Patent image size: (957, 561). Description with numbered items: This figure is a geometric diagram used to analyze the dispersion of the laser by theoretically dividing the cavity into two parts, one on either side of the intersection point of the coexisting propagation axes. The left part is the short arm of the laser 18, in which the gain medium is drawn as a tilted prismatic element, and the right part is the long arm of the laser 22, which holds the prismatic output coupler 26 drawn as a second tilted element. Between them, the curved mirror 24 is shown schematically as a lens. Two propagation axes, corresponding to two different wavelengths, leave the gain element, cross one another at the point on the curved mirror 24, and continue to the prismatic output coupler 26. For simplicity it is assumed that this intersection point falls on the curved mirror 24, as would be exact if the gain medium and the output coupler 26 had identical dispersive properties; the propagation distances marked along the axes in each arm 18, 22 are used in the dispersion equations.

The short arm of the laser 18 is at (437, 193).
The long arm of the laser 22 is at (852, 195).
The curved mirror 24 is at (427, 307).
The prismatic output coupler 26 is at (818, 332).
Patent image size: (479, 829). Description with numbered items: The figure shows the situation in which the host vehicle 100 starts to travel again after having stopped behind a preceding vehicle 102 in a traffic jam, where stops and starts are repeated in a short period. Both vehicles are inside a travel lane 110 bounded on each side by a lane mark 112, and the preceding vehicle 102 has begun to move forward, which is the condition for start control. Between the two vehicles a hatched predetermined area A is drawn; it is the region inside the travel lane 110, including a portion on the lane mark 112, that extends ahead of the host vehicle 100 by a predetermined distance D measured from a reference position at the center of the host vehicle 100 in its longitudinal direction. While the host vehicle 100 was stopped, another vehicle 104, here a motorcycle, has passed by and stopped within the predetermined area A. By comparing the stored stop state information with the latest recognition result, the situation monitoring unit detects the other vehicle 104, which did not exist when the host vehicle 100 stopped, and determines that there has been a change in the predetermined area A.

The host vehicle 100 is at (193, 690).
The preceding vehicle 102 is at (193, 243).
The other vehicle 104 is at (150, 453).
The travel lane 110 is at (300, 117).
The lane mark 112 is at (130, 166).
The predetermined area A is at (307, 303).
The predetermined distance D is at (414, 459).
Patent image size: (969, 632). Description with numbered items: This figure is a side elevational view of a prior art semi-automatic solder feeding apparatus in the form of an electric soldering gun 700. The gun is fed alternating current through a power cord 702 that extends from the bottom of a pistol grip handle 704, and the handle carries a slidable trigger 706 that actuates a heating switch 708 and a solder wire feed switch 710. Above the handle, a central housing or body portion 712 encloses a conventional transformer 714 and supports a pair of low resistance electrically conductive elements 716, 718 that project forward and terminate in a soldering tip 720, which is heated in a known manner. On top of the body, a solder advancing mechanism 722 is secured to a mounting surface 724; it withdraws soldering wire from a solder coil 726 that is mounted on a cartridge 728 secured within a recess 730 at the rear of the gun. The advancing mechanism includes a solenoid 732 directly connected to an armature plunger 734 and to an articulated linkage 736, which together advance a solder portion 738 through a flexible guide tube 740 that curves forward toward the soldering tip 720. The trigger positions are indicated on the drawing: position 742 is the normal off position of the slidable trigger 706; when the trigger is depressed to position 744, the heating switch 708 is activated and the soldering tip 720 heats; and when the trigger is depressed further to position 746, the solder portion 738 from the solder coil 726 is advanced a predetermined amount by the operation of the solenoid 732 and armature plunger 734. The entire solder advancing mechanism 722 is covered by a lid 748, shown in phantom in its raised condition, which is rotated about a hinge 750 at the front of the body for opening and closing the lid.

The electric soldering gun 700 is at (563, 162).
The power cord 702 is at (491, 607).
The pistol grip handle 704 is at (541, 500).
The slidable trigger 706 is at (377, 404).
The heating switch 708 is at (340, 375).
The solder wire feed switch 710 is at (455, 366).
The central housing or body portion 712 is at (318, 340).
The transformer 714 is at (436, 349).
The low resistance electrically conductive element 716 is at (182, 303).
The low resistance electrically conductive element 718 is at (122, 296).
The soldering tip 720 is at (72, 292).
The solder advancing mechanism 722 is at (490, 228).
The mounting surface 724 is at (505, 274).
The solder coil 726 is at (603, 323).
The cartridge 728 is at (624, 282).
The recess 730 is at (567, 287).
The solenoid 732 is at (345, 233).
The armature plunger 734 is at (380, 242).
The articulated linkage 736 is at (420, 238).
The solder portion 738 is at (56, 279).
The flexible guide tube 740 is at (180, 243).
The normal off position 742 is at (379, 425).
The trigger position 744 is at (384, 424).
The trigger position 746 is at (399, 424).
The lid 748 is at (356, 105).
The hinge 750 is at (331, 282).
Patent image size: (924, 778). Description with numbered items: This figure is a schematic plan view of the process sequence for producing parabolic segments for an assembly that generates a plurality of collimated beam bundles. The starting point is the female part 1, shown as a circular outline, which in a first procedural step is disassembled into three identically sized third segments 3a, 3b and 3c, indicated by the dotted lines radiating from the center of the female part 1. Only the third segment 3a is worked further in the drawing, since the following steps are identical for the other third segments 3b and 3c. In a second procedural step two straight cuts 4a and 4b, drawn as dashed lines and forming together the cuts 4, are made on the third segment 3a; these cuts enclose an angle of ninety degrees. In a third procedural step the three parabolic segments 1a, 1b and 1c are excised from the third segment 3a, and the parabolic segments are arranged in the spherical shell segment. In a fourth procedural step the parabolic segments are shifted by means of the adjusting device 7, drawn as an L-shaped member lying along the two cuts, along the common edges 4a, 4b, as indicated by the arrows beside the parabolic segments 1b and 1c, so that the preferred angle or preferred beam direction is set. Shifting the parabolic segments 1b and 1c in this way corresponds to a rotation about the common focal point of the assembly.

• Written request:
Repeat every row above word for word, adding nothing and leaving nothing out.

• Task output:
Patent image size: (957, 561). Description with numbered items: This figure is a geometric diagram used to analyze the dispersion of the laser by theoretically dividing the cavity into two parts, one on either side of the intersection point of the coexisting propagation axes. The left part is the short arm of the laser 18, in which the gain medium is drawn as a tilted prismatic element, and the right part is the long arm of the laser 22, which holds the prismatic output coupler 26 drawn as a second tilted element. Between them, the curved mirror 24 is shown schematically as a lens. Two propagation axes, corresponding to two different wavelengths, leave the gain element, cross one another at the point on the curved mirror 24, and continue to the prismatic output coupler 26. For simplicity it is assumed that this intersection point falls on the curved mirror 24, as would be exact if the gain medium and the output coupler 26 had identical dispersive properties; the propagation distances marked along the axes in each arm 18, 22 are used in the dispersion equations.

The short arm of the laser 18 is at (437, 193).
The long arm of the laser 22 is at (852, 195).
The curved mirror 24 is at (427, 307).
The prismatic output coupler 26 is at (818, 332).
Patent image size: (479, 829). Description with numbered items: The figure shows the situation in which the host vehicle 100 starts to travel again after having stopped behind a preceding vehicle 102 in a traffic jam, where stops and starts are repeated in a short period. Both vehicles are inside a travel lane 110 bounded on each side by a lane mark 112, and the preceding vehicle 102 has begun to move forward, which is the condition for start control. Between the two vehicles a hatched predetermined area A is drawn; it is the region inside the travel lane 110, including a portion on the lane mark 112, that extends ahead of the host vehicle 100 by a predetermined distance D measured from a reference position at the center of the host vehicle 100 in its longitudinal direction. While the host vehicle 100 was stopped, another vehicle 104, here a motorcycle, has passed by and stopped within the predetermined area A. By comparing the stored stop state information with the latest recognition result, the situation monitoring unit detects the other vehicle 104, which did not exist when the host vehicle 100 stopped, and determines that there has been a change in the predetermined area A.

The host vehicle 100 is at (193, 690).
The preceding vehicle 102 is at (193, 243).
The other vehicle 104 is at (150, 453).
The travel lane 110 is at (300, 117).
The lane mark 112 is at (130, 166).
The predetermined area A is at (307, 303).
The predetermined distance D is at (414, 459).
Patent image size: (969, 632). Description with numbered items: This figure is a side elevational view of a prior art semi-automatic solder feeding apparatus in the form of an electric soldering gun 700. The gun is fed alternating current through a power cord 702 that extends from the bottom of a pistol grip handle 704, and the handle carries a slidable trigger 706 that actuates a heating switch 708 and a solder wire feed switch 710. Above the handle, a central housing or body portion 712 encloses a conventional transformer 714 and supports a pair of low resistance electrically conductive elements 716, 718 that project forward and terminate in a soldering tip 720, which is heated in a known manner. On top of the body, a solder advancing mechanism 722 is secured to a mounting surface 724; it withdraws soldering wire from a solder coil 726 that is mounted on a cartridge 728 secured within a recess 730 at the rear of the gun. The advancing mechanism includes a solenoid 732 directly connected to an armature plunger 734 and to an articulated linkage 736, which together advance a solder portion 738 through a flexible guide tube 740 that curves forward toward the soldering tip 720. The trigger positions are indicated on the drawing: position 742 is the normal off position of the slidable trigger 706; when the trigger is depressed to position 744, the heating switch 708 is activated and the soldering tip 720 heats; and when the trigger is depressed further to position 746, the solder portion 738 from the solder coil 726 is advanced a predetermined amount by the operation of the solenoid 732 and armature plunger 734. The entire solder advancing mechanism 722 is covered by a lid 748, shown in phantom in its raised condition, which is rotated about a hinge 750 at the front of the body for opening and closing the lid.

The electric soldering gun 700 is at (563, 162).
The power cord 702 is at (491, 607).
The pistol grip handle 704 is at (541, 500).
The slidable trigger 706 is at (377, 404).
The heating switch 708 is at (340, 375).
The solder wire feed switch 710 is at (455, 366).
The central housing or body portion 712 is at (318, 340).
The transformer 714 is at (436, 349).
The low resistance electrically conductive element 716 is at (182, 303).
The low resistance electrically conductive element 718 is at (122, 296).
The soldering tip 720 is at (72, 292).
The solder advancing mechanism 722 is at (490, 228).
The mounting surface 724 is at (505, 274).
The solder coil 726 is at (603, 323).
The cartridge 728 is at (624, 282).
The recess 730 is at (567, 287).
The solenoid 732 is at (345, 233).
The armature plunger 734 is at (380, 242).
The articulated linkage 736 is at (420, 238).
The solder portion 738 is at (56, 279).
The flexible guide tube 740 is at (180, 243).
The normal off position 742 is at (379, 425).
The trigger position 744 is at (384, 424).
The trigger position 746 is at (399, 424).
The lid 748 is at (356, 105).
The hinge 750 is at (331, 282).
Patent image size: (924, 778). Description with numbered items: This figure is a schematic plan view of the process sequence for producing parabolic segments for an assembly that generates a plurality of collimated beam bundles. The starting point is the female part 1, shown as a circular outline, which in a first procedural step is disassembled into three identically sized third segments 3a, 3b and 3c, indicated by the dotted lines radiating from the center of the female part 1. Only the third segment 3a is worked further in the drawing, since the following steps are identical for the other third segments 3b and 3c. In a second procedural step two straight cuts 4a and 4b, drawn as dashed lines and forming together the cuts 4, are made on the third segment 3a; these cuts enclose an angle of ninety degrees. In a third procedural step the three parabolic segments 1a, 1b and 1c are excised from the third segment 3a, and the parabolic segments are arranged in the spherical shell segment. In a fourth procedural step the parabolic segments are shifted by means of the adjusting device 7, drawn as an L-shaped member lying along the two cuts, along the common edges 4a, 4b, as indicated by the arrows beside the parabolic segments 1b and 1c, so that the preferred angle or preferred beam direction is set. Shifting the parabolic segments 1b and 1c in this way corresponds to a rotation about the common focal point of the assembly.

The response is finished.